-- Start of Extracted entries --
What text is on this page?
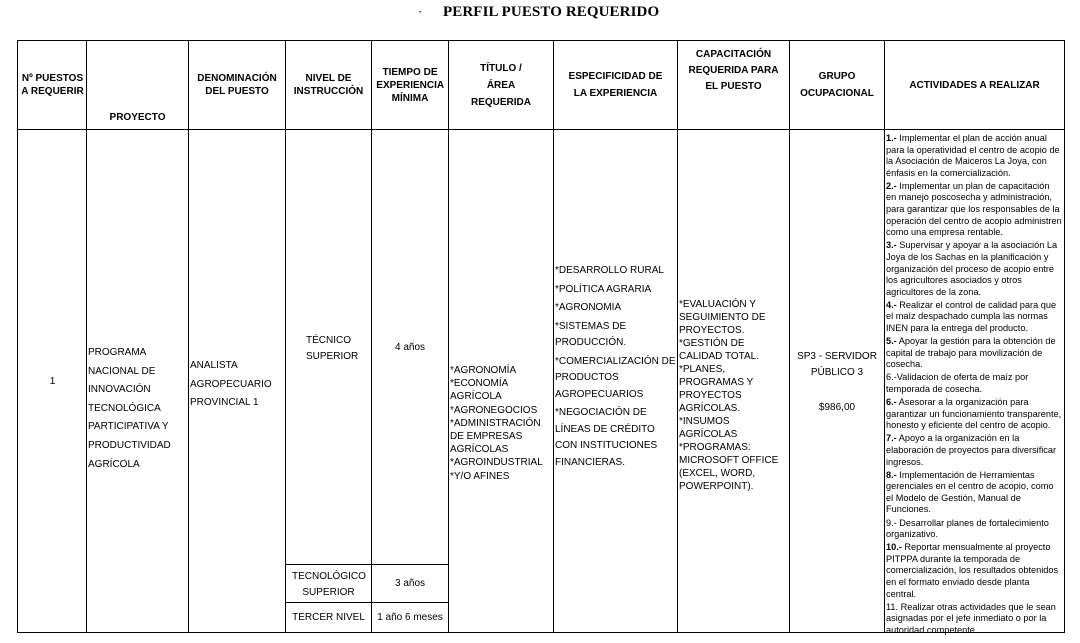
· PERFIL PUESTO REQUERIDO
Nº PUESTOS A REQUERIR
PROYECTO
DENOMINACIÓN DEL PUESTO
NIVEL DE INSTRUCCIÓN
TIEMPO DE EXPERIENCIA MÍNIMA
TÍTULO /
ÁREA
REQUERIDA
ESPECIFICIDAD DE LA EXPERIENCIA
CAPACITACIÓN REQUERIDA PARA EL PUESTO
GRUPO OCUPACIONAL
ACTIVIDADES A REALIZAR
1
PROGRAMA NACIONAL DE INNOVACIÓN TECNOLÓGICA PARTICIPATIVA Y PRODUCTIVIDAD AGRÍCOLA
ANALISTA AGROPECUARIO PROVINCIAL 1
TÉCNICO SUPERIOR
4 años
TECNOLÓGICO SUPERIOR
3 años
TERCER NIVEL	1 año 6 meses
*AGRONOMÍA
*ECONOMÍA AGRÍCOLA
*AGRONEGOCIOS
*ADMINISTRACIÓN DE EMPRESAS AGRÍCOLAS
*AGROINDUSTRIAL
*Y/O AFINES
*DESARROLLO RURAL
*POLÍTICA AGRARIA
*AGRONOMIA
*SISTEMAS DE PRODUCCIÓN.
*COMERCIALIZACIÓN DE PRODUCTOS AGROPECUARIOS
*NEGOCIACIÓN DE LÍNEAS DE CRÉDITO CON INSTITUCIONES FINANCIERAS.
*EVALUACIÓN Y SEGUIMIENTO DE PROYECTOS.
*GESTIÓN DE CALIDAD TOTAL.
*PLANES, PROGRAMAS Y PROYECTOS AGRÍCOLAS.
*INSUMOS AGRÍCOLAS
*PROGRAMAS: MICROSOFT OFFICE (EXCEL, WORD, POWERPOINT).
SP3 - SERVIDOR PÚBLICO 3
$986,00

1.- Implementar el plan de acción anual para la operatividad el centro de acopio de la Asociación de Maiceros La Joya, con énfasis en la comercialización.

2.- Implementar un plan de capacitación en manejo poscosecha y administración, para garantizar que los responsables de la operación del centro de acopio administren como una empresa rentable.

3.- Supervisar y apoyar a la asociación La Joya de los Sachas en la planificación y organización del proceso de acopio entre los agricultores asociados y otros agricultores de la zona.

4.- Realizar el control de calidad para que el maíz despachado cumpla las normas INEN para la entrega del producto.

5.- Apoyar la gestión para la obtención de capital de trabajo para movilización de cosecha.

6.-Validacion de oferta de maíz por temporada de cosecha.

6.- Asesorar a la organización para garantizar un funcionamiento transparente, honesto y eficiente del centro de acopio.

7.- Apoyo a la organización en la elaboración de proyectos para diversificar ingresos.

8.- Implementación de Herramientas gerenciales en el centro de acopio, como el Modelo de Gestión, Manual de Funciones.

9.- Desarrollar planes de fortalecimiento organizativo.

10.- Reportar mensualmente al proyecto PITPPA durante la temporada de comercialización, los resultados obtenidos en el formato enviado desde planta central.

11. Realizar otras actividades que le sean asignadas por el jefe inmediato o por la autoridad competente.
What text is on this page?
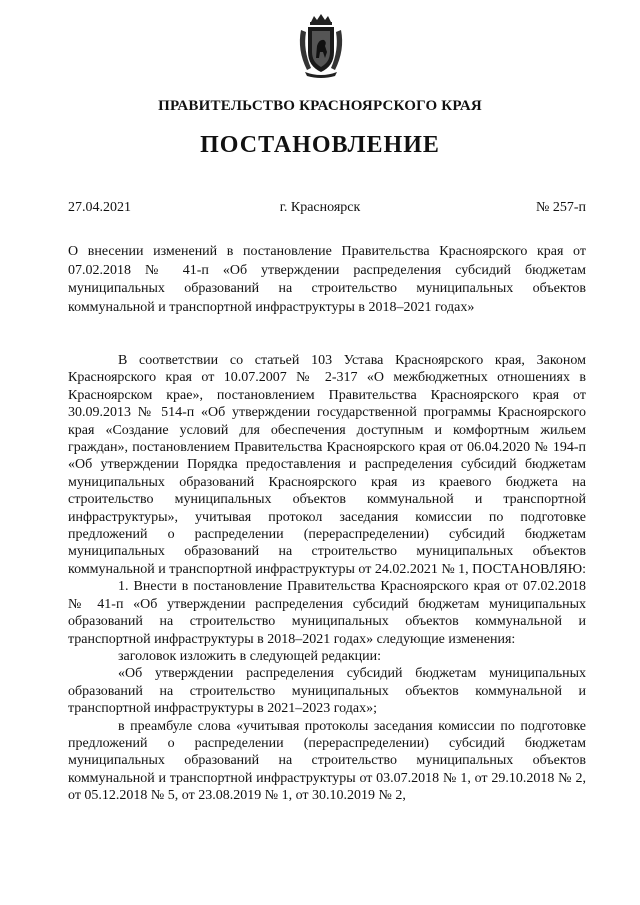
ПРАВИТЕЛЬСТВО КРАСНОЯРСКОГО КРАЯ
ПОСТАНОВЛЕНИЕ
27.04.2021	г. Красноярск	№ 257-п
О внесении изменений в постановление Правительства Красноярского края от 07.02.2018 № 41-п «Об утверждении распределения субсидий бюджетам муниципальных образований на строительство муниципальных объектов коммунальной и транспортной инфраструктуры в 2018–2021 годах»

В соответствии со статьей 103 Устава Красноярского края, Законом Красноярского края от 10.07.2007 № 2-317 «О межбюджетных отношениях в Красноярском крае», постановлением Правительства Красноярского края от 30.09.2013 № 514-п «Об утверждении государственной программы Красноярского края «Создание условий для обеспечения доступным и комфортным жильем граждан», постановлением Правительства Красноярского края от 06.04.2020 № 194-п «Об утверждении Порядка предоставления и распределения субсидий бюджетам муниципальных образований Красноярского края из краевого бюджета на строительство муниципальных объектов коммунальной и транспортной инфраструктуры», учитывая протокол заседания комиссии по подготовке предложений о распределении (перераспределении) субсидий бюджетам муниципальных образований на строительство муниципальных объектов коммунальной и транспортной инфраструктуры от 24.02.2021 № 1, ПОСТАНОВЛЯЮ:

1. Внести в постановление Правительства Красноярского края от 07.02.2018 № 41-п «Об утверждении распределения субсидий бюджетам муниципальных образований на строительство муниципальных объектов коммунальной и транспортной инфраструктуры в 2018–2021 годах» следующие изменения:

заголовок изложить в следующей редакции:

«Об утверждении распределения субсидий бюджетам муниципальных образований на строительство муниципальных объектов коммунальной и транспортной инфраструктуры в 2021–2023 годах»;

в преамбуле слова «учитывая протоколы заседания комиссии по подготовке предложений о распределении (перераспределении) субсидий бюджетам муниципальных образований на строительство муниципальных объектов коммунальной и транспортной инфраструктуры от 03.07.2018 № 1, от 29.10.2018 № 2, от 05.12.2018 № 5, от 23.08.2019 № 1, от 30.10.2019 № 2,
-- End of Extracted entries --
▶ [Set exercise]
Extract every line of the data exactly; pictures stay out.

▶ [Full response]
What text is on this page?
· PERFIL PUESTO REQUERIDO
Nº PUESTOS A REQUERIR
PROYECTO
DENOMINACIÓN DEL PUESTO
NIVEL DE INSTRUCCIÓN
TIEMPO DE EXPERIENCIA MÍNIMA
TÍTULO /
ÁREA
REQUERIDA
ESPECIFICIDAD DE LA EXPERIENCIA
CAPACITACIÓN REQUERIDA PARA EL PUESTO
GRUPO OCUPACIONAL
ACTIVIDADES A REALIZAR
1
PROGRAMA NACIONAL DE INNOVACIÓN TECNOLÓGICA PARTICIPATIVA Y PRODUCTIVIDAD AGRÍCOLA
ANALISTA AGROPECUARIO PROVINCIAL 1
TÉCNICO SUPERIOR
4 años
TECNOLÓGICO SUPERIOR
3 años
TERCER NIVEL	1 año 6 meses
*AGRONOMÍA
*ECONOMÍA AGRÍCOLA
*AGRONEGOCIOS
*ADMINISTRACIÓN DE EMPRESAS AGRÍCOLAS
*AGROINDUSTRIAL
*Y/O AFINES
*DESARROLLO RURAL
*POLÍTICA AGRARIA
*AGRONOMIA
*SISTEMAS DE PRODUCCIÓN.
*COMERCIALIZACIÓN DE PRODUCTOS AGROPECUARIOS
*NEGOCIACIÓN DE LÍNEAS DE CRÉDITO CON INSTITUCIONES FINANCIERAS.
*EVALUACIÓN Y SEGUIMIENTO DE PROYECTOS.
*GESTIÓN DE CALIDAD TOTAL.
*PLANES, PROGRAMAS Y PROYECTOS AGRÍCOLAS.
*INSUMOS AGRÍCOLAS
*PROGRAMAS: MICROSOFT OFFICE (EXCEL, WORD, POWERPOINT).
SP3 - SERVIDOR PÚBLICO 3
$986,00

1.- Implementar el plan de acción anual para la operatividad el centro de acopio de la Asociación de Maiceros La Joya, con énfasis en la comercialización.

2.- Implementar un plan de capacitación en manejo poscosecha y administración, para garantizar que los responsables de la operación del centro de acopio administren como una empresa rentable.

3.- Supervisar y apoyar a la asociación La Joya de los Sachas en la planificación y organización del proceso de acopio entre los agricultores asociados y otros agricultores de la zona.

4.- Realizar el control de calidad para que el maíz despachado cumpla las normas INEN para la entrega del producto.

5.- Apoyar la gestión para la obtención de capital de trabajo para movilización de cosecha.

6.-Validacion de oferta de maíz por temporada de cosecha.

6.- Asesorar a la organización para garantizar un funcionamiento transparente, honesto y eficiente del centro de acopio.

7.- Apoyo a la organización en la elaboración de proyectos para diversificar ingresos.

8.- Implementación de Herramientas gerenciales en el centro de acopio, como el Modelo de Gestión, Manual de Funciones.

9.- Desarrollar planes de fortalecimiento organizativo.

10.- Reportar mensualmente al proyecto PITPPA durante la temporada de comercialización, los resultados obtenidos en el formato enviado desde planta central.

11. Realizar otras actividades que le sean asignadas por el jefe inmediato o por la autoridad competente.
What text is on this page?
ПРАВИТЕЛЬСТВО КРАСНОЯРСКОГО КРАЯ
ПОСТАНОВЛЕНИЕ
27.04.2021	г. Красноярск	№ 257-п
О внесении изменений в постановление Правительства Красноярского края от 07.02.2018 № 41-п «Об утверждении распределения субсидий бюджетам муниципальных образований на строительство муниципальных объектов коммунальной и транспортной инфраструктуры в 2018–2021 годах»

В соответствии со статьей 103 Устава Красноярского края, Законом Красноярского края от 10.07.2007 № 2-317 «О межбюджетных отношениях в Красноярском крае», постановлением Правительства Красноярского края от 30.09.2013 № 514-п «Об утверждении государственной программы Красноярского края «Создание условий для обеспечения доступным и комфортным жильем граждан», постановлением Правительства Красноярского края от 06.04.2020 № 194-п «Об утверждении Порядка предоставления и распределения субсидий бюджетам муниципальных образований Красноярского края из краевого бюджета на строительство муниципальных объектов коммунальной и транспортной инфраструктуры», учитывая протокол заседания комиссии по подготовке предложений о распределении (перераспределении) субсидий бюджетам муниципальных образований на строительство муниципальных объектов коммунальной и транспортной инфраструктуры от 24.02.2021 № 1, ПОСТАНОВЛЯЮ:

1. Внести в постановление Правительства Красноярского края от 07.02.2018 № 41-п «Об утверждении распределения субсидий бюджетам муниципальных образований на строительство муниципальных объектов коммунальной и транспортной инфраструктуры в 2018–2021 годах» следующие изменения:

заголовок изложить в следующей редакции:

«Об утверждении распределения субсидий бюджетам муниципальных образований на строительство муниципальных объектов коммунальной и транспортной инфраструктуры в 2021–2023 годах»;

в преамбуле слова «учитывая протоколы заседания комиссии по подготовке предложений о распределении (перераспределении) субсидий бюджетам муниципальных образований на строительство муниципальных объектов коммунальной и транспортной инфраструктуры от 03.07.2018 № 1, от 29.10.2018 № 2, от 05.12.2018 № 5, от 23.08.2019 № 1, от 30.10.2019 № 2,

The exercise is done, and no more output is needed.